**Task objective:** Copy each entry as it stands, leaving nothing out.

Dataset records
"""

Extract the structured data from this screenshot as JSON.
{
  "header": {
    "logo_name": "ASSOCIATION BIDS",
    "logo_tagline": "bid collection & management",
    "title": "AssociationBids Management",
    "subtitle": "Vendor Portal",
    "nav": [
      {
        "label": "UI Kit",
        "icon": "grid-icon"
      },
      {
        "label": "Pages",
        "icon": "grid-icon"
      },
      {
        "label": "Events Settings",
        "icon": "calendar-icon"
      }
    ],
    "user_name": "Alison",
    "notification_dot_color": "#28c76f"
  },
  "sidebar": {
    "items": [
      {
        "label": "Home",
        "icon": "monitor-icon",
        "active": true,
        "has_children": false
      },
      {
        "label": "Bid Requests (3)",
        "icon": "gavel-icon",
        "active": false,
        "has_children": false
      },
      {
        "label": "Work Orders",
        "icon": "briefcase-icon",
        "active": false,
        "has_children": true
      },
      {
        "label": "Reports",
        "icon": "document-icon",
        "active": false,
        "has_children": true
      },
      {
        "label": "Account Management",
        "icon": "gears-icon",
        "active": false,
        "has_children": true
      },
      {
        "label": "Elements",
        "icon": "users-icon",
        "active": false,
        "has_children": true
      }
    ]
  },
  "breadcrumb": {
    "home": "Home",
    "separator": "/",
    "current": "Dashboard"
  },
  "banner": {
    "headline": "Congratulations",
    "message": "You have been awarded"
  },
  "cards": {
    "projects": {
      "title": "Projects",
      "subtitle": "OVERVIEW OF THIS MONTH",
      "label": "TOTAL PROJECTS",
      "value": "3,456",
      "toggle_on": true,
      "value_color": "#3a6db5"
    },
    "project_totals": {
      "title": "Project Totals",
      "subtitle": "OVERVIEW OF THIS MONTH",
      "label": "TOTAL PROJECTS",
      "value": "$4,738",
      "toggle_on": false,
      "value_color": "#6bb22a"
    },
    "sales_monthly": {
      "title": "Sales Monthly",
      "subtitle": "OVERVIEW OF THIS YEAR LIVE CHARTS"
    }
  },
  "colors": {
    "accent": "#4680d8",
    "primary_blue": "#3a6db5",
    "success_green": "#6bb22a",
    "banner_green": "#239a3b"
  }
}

"""

**Solved problem:**
Extract the structured data from this screenshot as JSON.
{
  "header": {
    "logo_name": "ASSOCIATION BIDS",
    "logo_tagline": "bid collection & management",
    "title": "AssociationBids Management",
    "subtitle": "Vendor Portal",
    "nav": [
      {
        "label": "UI Kit",
        "icon": "grid-icon"
      },
      {
        "label": "Pages",
        "icon": "grid-icon"
      },
      {
        "label": "Events Settings",
        "icon": "calendar-icon"
      }
    ],
    "user_name": "Alison",
    "notification_dot_color": "#28c76f"
  },
  "sidebar": {
    "items": [
      {
        "label": "Home",
        "icon": "monitor-icon",
        "active": true,
        "has_children": false
      },
      {
        "label": "Bid Requests (3)",
        "icon": "gavel-icon",
        "active": false,
        "has_children": false
      },
      {
        "label": "Work Orders",
        "icon": "briefcase-icon",
        "active": false,
        "has_children": true
      },
      {
        "label": "Reports",
        "icon": "document-icon",
        "active": false,
        "has_children": true
      },
      {
        "label": "Account Management",
        "icon": "gears-icon",
        "active": false,
        "has_children": true
      },
      {
        "label": "Elements",
        "icon": "users-icon",
        "active": false,
        "has_children": true
      }
    ]
  },
  "breadcrumb": {
    "home": "Home",
    "separator": "/",
    "current": "Dashboard"
  },
  "banner": {
    "headline": "Congratulations",
    "message": "You have been awarded"
  },
  "cards": {
    "projects": {
      "title": "Projects",
      "subtitle": "OVERVIEW OF THIS MONTH",
      "label": "TOTAL PROJECTS",
      "value": "3,456",
      "toggle_on": true,
      "value_color": "#3a6db5"
    },
    "project_totals": {
      "title": "Project Totals",
      "subtitle": "OVERVIEW OF THIS MONTH",
      "label": "TOTAL PROJECTS",
      "value": "$4,738",
      "toggle_on": false,
      "value_color": "#6bb22a"
    },
    "sales_monthly": {
      "title": "Sales Monthly",
      "subtitle": "OVERVIEW OF THIS YEAR LIVE CHARTS"
    }
  },
  "colors": {
    "accent": "#4680d8",
    "primary_blue": "#3a6db5",
    "success_green": "#6bb22a",
    "banner_green": "#239a3b"
  }
}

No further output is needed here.